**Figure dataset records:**
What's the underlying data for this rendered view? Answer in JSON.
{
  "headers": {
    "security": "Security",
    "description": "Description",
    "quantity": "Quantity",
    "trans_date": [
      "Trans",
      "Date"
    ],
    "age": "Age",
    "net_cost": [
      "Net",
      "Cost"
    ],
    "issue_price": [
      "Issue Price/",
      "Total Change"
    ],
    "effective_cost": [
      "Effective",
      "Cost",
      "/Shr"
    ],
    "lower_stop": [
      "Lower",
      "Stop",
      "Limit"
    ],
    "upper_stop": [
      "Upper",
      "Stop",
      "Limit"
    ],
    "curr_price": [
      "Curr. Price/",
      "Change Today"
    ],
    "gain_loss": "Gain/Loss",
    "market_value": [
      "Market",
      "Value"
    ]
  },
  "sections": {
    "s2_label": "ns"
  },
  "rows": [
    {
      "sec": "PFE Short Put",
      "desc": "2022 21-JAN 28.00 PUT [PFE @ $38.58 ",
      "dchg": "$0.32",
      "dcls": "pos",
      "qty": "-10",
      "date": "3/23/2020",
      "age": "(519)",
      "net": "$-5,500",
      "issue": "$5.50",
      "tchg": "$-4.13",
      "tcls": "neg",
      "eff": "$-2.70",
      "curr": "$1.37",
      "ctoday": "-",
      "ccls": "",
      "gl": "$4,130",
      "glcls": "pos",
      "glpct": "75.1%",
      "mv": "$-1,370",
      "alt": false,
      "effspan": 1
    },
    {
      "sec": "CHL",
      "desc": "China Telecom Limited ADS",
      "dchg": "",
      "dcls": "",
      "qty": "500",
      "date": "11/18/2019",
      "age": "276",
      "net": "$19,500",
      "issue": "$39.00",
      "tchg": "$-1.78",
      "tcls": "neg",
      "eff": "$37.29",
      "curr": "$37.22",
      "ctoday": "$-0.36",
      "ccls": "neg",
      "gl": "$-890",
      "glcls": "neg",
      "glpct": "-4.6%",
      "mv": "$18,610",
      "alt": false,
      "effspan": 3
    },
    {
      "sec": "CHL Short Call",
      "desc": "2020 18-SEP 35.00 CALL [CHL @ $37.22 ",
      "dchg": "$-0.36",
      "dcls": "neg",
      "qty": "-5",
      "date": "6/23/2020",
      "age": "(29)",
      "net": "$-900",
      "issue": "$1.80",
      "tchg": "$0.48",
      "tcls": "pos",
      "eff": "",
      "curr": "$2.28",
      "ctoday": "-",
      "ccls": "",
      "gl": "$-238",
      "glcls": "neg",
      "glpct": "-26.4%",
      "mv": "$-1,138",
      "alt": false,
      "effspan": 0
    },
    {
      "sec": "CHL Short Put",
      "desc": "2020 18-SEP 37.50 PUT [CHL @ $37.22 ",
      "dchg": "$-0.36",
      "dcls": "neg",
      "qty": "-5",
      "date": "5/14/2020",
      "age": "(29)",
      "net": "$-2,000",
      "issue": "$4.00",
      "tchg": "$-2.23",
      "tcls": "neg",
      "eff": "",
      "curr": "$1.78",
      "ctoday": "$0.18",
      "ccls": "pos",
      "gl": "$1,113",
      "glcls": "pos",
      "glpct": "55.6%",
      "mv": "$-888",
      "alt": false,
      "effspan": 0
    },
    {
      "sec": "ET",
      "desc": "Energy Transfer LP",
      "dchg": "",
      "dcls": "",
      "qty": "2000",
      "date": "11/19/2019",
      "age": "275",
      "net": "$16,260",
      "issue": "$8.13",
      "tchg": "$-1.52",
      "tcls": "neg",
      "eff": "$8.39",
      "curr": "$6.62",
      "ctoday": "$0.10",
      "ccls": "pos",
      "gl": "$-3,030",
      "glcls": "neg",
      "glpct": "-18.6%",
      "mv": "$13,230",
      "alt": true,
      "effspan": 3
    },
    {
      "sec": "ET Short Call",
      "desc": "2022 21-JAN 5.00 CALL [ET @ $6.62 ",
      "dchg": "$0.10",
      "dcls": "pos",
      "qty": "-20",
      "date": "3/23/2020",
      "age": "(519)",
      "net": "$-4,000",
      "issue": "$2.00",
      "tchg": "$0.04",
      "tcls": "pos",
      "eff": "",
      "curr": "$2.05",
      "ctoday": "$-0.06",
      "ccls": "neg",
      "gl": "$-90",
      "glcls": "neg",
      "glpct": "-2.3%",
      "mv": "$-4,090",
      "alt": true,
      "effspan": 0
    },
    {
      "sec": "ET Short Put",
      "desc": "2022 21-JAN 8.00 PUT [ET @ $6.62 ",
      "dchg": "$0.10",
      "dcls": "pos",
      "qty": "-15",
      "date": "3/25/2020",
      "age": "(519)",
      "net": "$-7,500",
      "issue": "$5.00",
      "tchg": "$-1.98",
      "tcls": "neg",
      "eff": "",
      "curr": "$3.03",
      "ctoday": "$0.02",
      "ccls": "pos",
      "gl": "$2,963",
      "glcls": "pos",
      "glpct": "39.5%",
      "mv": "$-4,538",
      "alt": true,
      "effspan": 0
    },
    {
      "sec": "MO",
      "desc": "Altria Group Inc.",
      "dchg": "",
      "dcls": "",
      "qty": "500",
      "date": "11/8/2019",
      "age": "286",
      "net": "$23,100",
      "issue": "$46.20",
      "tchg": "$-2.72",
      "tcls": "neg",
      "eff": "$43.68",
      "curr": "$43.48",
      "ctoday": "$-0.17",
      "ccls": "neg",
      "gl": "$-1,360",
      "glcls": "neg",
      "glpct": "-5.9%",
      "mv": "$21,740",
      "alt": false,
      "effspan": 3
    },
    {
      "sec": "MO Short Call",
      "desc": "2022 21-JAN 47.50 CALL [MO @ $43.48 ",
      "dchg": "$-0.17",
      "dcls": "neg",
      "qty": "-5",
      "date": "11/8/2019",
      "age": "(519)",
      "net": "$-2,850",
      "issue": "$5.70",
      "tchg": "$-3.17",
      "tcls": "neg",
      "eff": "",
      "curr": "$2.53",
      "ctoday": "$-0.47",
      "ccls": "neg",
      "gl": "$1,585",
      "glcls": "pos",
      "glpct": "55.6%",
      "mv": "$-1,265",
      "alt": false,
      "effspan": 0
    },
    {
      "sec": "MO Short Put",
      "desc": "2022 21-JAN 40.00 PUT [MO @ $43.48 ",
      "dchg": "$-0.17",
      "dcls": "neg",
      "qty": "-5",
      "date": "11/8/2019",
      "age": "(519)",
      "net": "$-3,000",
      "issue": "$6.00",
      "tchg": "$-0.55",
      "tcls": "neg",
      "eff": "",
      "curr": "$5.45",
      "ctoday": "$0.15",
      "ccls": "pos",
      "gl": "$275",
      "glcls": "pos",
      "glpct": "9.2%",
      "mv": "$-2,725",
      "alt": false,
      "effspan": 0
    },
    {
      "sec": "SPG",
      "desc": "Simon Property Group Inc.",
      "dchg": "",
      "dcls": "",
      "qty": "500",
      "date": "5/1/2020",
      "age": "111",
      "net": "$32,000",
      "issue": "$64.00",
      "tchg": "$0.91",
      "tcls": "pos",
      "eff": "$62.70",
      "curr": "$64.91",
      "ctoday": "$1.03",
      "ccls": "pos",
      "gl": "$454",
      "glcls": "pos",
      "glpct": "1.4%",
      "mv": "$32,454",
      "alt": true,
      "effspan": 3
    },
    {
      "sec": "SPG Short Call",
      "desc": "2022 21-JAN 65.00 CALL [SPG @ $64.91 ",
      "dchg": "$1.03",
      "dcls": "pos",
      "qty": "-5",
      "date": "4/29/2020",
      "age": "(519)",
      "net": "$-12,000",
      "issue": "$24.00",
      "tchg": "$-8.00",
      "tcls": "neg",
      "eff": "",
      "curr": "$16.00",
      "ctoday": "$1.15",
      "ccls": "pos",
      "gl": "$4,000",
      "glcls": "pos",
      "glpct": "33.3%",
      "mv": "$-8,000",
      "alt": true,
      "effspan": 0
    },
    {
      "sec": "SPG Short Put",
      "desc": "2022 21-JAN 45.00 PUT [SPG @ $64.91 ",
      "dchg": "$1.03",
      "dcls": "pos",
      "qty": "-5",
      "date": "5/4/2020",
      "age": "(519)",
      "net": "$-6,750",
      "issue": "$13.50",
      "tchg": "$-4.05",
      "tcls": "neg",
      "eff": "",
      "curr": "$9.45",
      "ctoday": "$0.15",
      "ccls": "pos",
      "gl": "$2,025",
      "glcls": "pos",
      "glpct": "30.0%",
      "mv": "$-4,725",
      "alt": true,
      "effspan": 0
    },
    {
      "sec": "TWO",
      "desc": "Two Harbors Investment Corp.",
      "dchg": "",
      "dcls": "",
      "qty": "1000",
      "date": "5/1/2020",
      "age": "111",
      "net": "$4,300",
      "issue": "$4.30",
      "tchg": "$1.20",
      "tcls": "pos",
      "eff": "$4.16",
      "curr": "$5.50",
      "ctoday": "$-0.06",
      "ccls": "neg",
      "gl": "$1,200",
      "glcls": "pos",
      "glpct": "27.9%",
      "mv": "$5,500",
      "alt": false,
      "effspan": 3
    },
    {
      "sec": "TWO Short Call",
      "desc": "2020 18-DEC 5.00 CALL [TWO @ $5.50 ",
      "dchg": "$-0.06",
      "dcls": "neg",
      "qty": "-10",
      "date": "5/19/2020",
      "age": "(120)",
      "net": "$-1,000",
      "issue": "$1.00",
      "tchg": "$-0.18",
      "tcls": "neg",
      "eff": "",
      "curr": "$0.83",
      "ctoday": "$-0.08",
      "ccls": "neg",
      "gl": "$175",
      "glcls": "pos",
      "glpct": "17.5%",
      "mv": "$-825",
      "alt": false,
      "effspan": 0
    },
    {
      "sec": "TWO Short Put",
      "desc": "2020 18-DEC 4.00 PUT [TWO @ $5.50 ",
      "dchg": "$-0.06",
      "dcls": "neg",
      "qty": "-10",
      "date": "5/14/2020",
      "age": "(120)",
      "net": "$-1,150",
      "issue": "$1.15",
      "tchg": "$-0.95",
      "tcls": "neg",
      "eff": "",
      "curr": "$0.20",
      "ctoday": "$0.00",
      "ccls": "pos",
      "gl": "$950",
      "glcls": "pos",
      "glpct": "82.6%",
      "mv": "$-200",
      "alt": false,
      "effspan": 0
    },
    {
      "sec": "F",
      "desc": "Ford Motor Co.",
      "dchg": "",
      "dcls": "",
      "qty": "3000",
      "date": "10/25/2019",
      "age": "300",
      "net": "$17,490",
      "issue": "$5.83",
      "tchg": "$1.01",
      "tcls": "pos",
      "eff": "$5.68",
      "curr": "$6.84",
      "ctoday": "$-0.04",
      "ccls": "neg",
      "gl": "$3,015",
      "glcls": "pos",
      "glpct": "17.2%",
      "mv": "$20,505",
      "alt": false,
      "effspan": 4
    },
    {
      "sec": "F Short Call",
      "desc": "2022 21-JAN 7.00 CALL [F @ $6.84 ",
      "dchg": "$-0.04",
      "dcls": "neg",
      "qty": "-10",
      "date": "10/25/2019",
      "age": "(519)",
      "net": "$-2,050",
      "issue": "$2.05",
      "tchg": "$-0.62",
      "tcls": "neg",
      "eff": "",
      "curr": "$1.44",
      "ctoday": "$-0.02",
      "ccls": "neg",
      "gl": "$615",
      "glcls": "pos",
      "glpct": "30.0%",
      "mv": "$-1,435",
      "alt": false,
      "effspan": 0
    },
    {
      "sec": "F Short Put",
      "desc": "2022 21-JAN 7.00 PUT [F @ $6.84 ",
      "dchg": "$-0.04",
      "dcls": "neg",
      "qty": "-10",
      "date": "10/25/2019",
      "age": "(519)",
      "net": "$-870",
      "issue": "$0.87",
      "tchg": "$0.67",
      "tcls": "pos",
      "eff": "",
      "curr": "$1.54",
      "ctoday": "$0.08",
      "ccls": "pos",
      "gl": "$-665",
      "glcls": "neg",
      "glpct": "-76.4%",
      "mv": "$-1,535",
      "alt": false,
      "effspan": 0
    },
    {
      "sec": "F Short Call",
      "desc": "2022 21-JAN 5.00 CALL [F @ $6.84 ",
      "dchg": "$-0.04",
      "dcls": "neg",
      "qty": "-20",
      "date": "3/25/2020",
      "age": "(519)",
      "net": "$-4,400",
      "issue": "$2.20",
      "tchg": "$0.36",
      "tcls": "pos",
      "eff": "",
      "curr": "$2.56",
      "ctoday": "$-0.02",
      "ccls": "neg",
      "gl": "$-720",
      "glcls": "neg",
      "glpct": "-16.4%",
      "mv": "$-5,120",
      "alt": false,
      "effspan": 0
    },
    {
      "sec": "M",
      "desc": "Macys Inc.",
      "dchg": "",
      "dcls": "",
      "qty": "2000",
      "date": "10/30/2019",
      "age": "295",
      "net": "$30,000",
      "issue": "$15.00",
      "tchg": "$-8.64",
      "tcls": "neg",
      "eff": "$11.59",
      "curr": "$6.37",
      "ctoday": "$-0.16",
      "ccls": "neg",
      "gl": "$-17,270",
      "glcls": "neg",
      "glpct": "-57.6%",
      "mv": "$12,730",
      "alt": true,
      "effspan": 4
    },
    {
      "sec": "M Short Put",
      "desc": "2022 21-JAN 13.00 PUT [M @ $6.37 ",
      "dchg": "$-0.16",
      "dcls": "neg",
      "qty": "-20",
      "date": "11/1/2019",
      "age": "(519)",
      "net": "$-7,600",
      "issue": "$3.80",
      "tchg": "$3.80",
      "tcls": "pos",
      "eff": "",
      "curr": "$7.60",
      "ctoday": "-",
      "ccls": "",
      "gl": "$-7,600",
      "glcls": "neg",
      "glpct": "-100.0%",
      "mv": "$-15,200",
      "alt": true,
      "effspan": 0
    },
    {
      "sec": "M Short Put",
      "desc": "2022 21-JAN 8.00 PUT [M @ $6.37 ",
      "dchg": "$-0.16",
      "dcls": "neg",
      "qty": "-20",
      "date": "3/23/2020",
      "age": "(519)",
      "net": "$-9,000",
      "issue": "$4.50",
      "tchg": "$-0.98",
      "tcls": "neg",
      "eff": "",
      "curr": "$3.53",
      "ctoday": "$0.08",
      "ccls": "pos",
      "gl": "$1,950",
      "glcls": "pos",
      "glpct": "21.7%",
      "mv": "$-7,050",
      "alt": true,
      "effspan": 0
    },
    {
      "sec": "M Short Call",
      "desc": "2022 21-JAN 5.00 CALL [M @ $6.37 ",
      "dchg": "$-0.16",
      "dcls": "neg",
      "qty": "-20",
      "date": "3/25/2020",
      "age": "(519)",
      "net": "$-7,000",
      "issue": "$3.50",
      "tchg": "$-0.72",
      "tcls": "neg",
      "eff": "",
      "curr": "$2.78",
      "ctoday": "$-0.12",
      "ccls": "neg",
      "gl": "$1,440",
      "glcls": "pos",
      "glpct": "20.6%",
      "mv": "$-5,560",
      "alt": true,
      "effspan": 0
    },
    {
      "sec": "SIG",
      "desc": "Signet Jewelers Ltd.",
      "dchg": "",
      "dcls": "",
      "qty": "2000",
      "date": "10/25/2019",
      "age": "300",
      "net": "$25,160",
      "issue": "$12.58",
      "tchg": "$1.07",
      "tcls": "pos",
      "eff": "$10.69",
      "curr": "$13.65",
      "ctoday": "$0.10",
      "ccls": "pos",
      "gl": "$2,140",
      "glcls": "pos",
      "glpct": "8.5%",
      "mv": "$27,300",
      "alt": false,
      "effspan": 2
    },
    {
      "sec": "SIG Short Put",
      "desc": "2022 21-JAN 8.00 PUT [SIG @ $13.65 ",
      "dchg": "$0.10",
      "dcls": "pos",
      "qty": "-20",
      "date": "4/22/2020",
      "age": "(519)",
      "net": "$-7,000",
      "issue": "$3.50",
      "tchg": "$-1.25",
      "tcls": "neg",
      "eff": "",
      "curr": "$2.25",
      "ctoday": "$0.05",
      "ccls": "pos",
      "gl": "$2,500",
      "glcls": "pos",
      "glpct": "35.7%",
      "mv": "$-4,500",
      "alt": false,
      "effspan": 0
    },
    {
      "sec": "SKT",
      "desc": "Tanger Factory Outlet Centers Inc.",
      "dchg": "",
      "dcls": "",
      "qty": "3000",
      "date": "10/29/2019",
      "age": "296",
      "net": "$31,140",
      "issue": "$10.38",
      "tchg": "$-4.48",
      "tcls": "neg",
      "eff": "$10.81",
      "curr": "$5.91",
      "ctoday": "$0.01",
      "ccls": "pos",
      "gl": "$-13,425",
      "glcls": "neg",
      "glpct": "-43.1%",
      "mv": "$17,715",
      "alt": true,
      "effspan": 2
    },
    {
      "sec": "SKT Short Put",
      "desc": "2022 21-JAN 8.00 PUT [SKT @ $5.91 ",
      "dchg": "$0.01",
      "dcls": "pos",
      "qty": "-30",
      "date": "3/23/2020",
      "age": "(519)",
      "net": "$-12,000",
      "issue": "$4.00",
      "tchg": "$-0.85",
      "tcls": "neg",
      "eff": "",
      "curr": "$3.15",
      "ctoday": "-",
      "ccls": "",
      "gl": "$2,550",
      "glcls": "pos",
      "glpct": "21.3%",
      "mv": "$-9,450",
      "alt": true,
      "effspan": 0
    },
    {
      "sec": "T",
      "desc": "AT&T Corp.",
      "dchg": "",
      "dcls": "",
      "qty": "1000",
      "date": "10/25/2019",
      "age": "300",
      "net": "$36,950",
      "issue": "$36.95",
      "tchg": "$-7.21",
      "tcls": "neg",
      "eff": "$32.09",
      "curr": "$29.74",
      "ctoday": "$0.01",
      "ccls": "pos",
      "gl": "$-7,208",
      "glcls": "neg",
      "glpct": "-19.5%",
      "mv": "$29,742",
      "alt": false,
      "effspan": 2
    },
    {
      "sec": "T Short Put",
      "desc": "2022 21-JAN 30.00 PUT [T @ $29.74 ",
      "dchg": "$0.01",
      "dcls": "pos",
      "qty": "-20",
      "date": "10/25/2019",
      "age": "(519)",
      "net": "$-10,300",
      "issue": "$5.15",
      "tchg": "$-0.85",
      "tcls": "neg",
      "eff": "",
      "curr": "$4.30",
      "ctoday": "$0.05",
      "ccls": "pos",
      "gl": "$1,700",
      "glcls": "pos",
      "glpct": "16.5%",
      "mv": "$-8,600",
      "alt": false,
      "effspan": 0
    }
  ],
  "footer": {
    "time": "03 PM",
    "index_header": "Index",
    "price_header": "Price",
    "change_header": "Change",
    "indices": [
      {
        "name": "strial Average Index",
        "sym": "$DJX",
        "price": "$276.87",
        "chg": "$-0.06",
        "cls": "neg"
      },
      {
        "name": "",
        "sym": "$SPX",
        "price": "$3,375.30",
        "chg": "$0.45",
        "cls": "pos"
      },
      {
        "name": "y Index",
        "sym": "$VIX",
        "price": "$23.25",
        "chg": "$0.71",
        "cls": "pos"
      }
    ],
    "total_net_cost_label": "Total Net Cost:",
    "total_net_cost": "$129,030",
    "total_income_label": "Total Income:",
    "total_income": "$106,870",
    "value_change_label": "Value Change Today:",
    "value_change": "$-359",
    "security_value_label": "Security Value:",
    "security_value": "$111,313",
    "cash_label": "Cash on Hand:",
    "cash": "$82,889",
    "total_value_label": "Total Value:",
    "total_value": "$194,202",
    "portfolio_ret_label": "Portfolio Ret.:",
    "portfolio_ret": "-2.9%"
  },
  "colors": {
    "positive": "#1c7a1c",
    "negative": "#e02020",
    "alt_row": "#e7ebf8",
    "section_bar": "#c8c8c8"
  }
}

**WHAT IS EXPECTED:**
Going through the lines above one by one, tally those with the word "Group" and give only the total.

**SOLVED PROBLEM:**
2